=== Information provided ===

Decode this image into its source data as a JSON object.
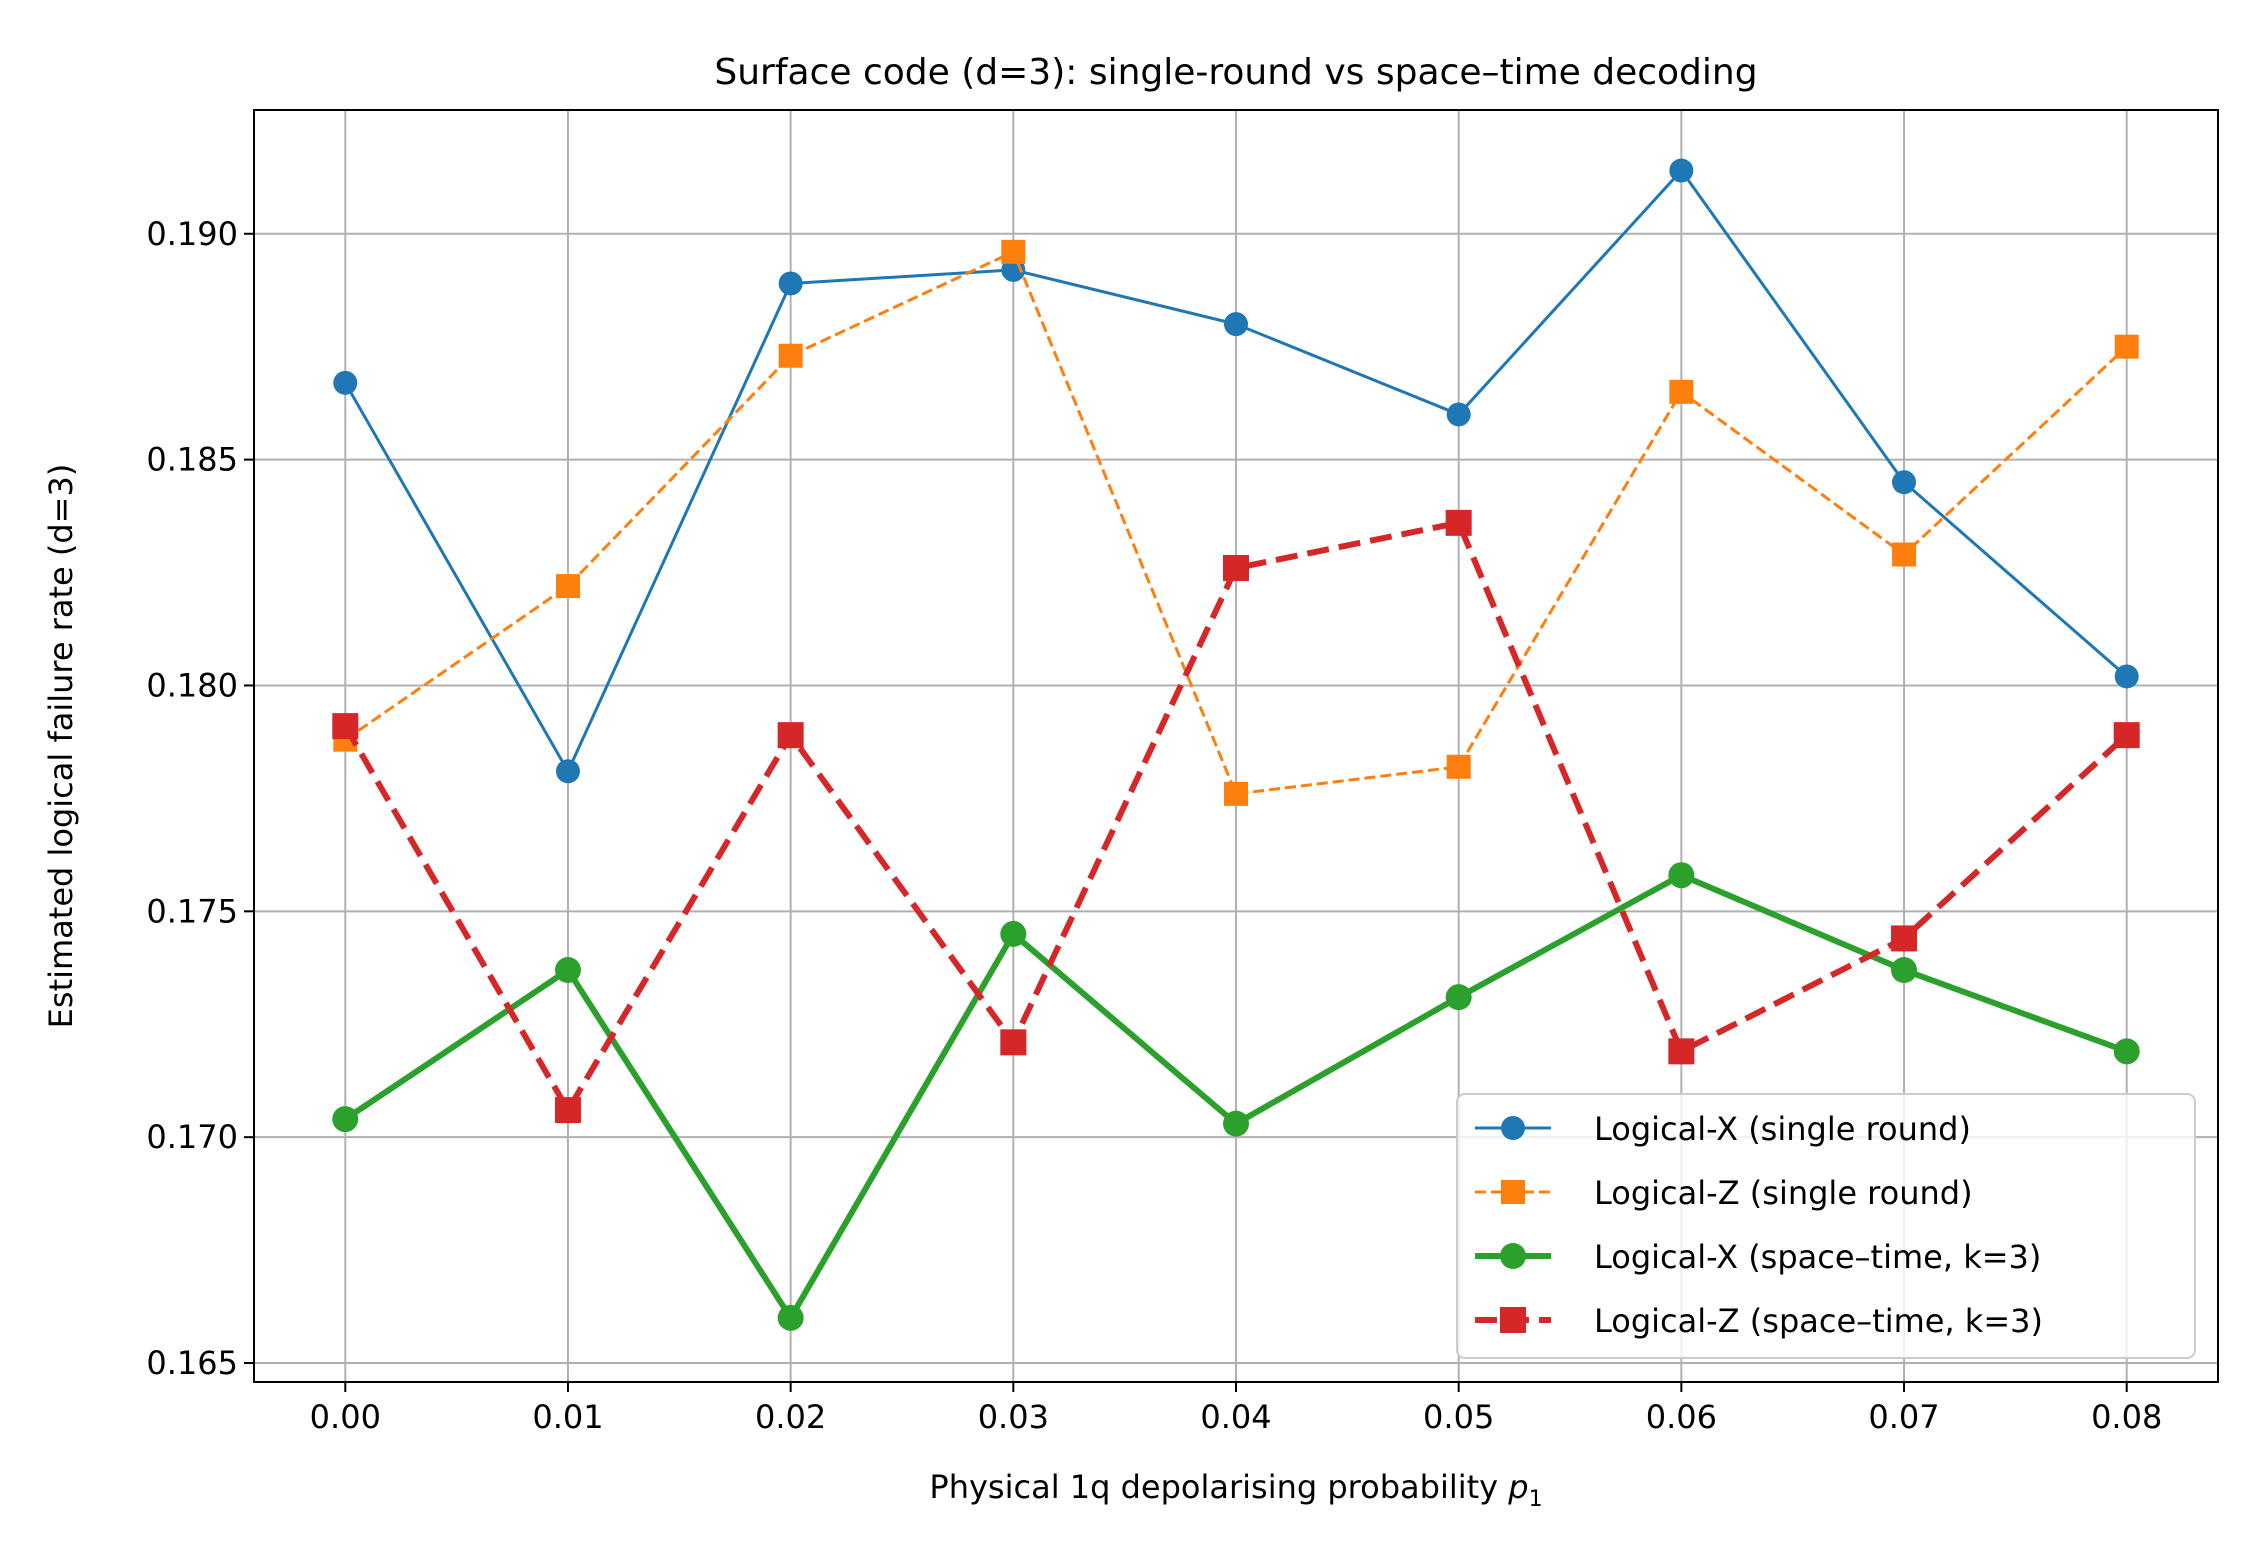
{
  "chart_data": {
    "type": "line",
    "title": "Surface code (d=3): single-round vs space–time decoding",
    "xlabel": "Physical 1q depolarising probability ",
    "xlabel_math": "p",
    "xlabel_math_sub": "1",
    "ylabel": "Estimated logical failure rate (d=3)",
    "x": [
      0.0,
      0.01,
      0.02,
      0.03,
      0.04,
      0.05,
      0.06,
      0.07,
      0.08
    ],
    "xlim": [
      -0.0041,
      0.0841
    ],
    "ylim": [
      0.16458,
      0.19274
    ],
    "xticks": [
      {
        "value": 0.0,
        "label": "0.00"
      },
      {
        "value": 0.01,
        "label": "0.01"
      },
      {
        "value": 0.02,
        "label": "0.02"
      },
      {
        "value": 0.03,
        "label": "0.03"
      },
      {
        "value": 0.04,
        "label": "0.04"
      },
      {
        "value": 0.05,
        "label": "0.05"
      },
      {
        "value": 0.06,
        "label": "0.06"
      },
      {
        "value": 0.07,
        "label": "0.07"
      },
      {
        "value": 0.08,
        "label": "0.08"
      }
    ],
    "yticks": [
      {
        "value": 0.165,
        "label": "0.165"
      },
      {
        "value": 0.17,
        "label": "0.170"
      },
      {
        "value": 0.175,
        "label": "0.175"
      },
      {
        "value": 0.18,
        "label": "0.180"
      },
      {
        "value": 0.185,
        "label": "0.185"
      },
      {
        "value": 0.19,
        "label": "0.190"
      }
    ],
    "grid": true,
    "legend_position": "lower right",
    "series": [
      {
        "name": "Logical-X (single round)",
        "color": "#1f77b4",
        "marker": "circle",
        "dash": "solid",
        "weight": "thin",
        "values": [
          0.1867,
          0.1781,
          0.1889,
          0.1892,
          0.188,
          0.186,
          0.1914,
          0.1845,
          0.1802
        ]
      },
      {
        "name": "Logical-Z (single round)",
        "color": "#ff7f0e",
        "marker": "square",
        "dash": "dashed",
        "weight": "thin",
        "values": [
          0.1788,
          0.1822,
          0.1873,
          0.1896,
          0.1776,
          0.1782,
          0.1865,
          0.1829,
          0.1875
        ]
      },
      {
        "name": "Logical-X (space–time, k=3)",
        "color": "#2ca02c",
        "marker": "circle",
        "dash": "solid",
        "weight": "thick",
        "values": [
          0.1704,
          0.1737,
          0.166,
          0.1745,
          0.1703,
          0.1731,
          0.1758,
          0.1737,
          0.1719
        ]
      },
      {
        "name": "Logical-Z (space–time, k=3)",
        "color": "#d62728",
        "marker": "square",
        "dash": "dashed",
        "weight": "thick",
        "values": [
          0.1791,
          0.1706,
          0.1789,
          0.1721,
          0.1826,
          0.1836,
          0.1719,
          0.1744,
          0.1789
        ]
      }
    ]
  }
}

===

Instructions to follow >> Pick out every line above that holds the word "time" and copy it.

Final result >>
    "title": "Surface code (d=3): single-round vs space–time decoding",
        "name": "Logical-X (space–time, k=3)",
        "name": "Logical-Z (space–time, k=3)",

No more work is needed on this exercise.